··· THE RECORDS ···

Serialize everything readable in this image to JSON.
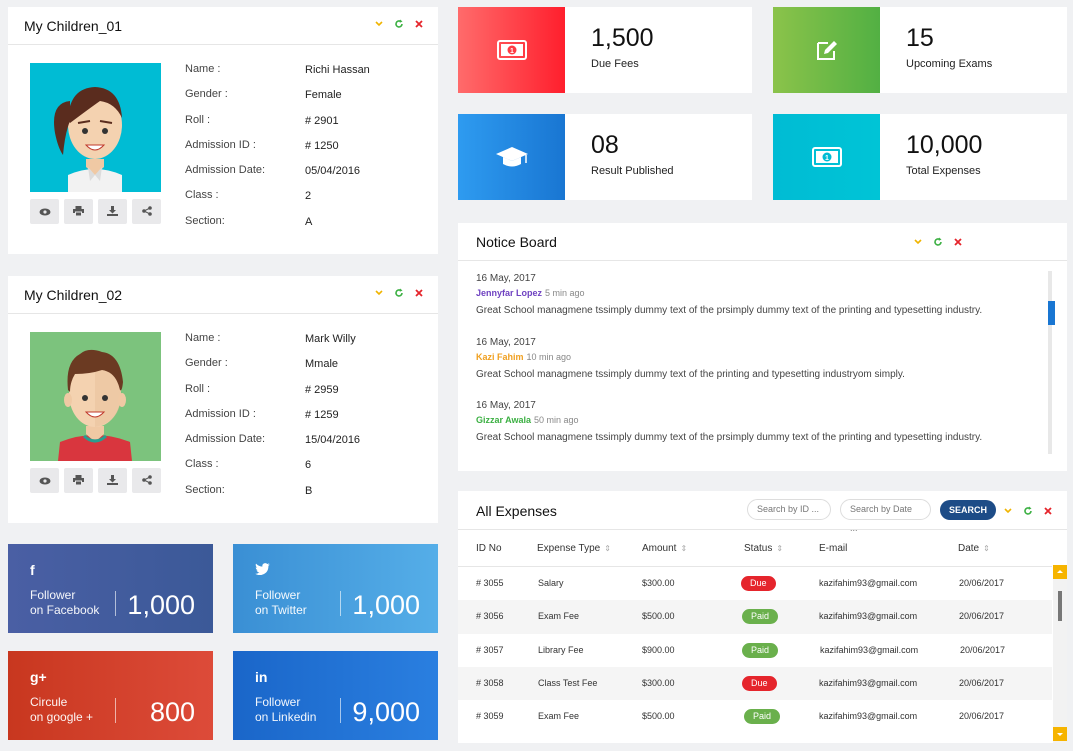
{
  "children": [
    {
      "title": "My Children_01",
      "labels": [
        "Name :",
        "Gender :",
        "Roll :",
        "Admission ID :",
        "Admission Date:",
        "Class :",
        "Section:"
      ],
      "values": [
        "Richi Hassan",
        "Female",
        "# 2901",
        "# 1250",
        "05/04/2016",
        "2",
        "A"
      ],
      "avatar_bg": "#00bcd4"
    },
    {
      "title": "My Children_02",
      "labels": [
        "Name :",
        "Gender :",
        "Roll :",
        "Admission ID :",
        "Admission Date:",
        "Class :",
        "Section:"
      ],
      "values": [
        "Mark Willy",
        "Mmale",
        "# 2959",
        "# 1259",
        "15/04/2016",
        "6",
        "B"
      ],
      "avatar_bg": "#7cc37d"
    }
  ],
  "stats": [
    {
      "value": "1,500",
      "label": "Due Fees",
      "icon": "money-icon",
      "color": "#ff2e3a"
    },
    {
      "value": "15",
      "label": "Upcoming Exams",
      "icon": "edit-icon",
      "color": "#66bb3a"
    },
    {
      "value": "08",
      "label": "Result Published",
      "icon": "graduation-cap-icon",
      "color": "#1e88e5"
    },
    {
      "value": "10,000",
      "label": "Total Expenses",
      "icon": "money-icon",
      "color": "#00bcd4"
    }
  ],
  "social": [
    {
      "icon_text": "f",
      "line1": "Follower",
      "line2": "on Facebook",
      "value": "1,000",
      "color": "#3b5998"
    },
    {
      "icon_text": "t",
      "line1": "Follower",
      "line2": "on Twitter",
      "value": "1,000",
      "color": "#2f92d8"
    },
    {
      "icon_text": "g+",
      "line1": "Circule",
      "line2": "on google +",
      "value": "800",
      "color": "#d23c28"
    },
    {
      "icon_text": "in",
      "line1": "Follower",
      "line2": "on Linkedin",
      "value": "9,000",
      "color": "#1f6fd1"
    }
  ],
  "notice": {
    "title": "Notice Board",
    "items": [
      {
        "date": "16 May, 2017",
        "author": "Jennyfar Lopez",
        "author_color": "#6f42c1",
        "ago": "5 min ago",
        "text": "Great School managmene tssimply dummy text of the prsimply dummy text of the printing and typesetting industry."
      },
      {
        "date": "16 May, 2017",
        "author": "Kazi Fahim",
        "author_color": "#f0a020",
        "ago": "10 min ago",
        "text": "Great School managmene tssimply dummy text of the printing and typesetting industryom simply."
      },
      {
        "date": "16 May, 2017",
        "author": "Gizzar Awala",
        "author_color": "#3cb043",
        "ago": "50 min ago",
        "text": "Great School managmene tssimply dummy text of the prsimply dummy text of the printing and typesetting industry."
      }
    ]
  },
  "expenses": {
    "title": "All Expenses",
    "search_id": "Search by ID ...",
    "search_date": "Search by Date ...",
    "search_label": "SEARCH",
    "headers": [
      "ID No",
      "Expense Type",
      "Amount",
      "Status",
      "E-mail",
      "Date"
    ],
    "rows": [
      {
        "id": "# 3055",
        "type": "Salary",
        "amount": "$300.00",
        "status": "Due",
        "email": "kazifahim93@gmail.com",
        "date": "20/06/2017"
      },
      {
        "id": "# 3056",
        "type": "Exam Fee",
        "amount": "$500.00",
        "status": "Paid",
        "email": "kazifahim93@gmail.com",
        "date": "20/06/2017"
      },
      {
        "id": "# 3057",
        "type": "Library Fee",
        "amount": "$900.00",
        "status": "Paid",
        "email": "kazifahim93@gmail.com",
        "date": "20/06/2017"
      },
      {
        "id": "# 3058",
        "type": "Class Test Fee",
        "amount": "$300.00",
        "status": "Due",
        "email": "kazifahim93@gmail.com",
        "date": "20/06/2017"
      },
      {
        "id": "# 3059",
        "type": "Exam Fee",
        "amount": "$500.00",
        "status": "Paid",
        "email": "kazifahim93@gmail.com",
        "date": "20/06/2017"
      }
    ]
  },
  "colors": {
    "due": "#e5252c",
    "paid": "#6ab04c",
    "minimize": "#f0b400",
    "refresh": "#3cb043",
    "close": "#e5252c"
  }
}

···
··· THE RECORDS ···

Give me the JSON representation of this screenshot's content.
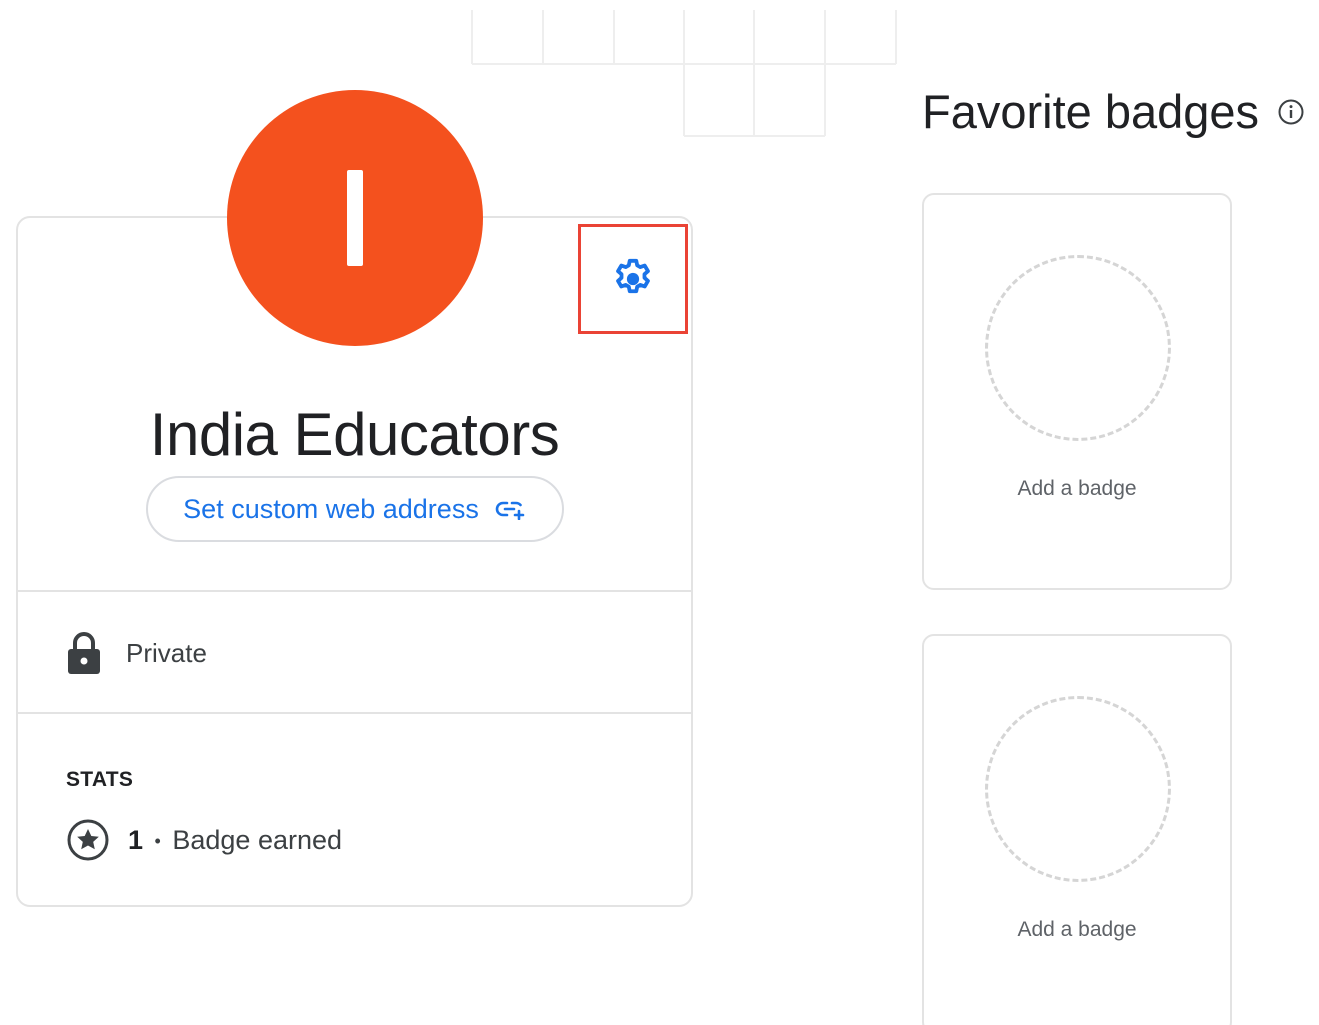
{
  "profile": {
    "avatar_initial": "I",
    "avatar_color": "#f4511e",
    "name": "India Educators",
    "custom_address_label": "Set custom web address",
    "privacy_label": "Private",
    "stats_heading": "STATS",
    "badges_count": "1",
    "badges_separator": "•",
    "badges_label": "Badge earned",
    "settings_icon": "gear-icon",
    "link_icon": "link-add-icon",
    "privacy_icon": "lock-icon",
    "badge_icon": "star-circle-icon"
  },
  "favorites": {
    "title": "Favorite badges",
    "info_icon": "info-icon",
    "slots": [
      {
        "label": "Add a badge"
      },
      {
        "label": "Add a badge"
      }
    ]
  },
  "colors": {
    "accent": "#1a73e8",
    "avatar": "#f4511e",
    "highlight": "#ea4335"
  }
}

···

▶ [WORK REQUIRED]: Return all lines containing the word "this".

▶ [THE RESPONSE]:
Serialize everything readable in this image to JSON.
Give me the JSON representation of this screenshot's content.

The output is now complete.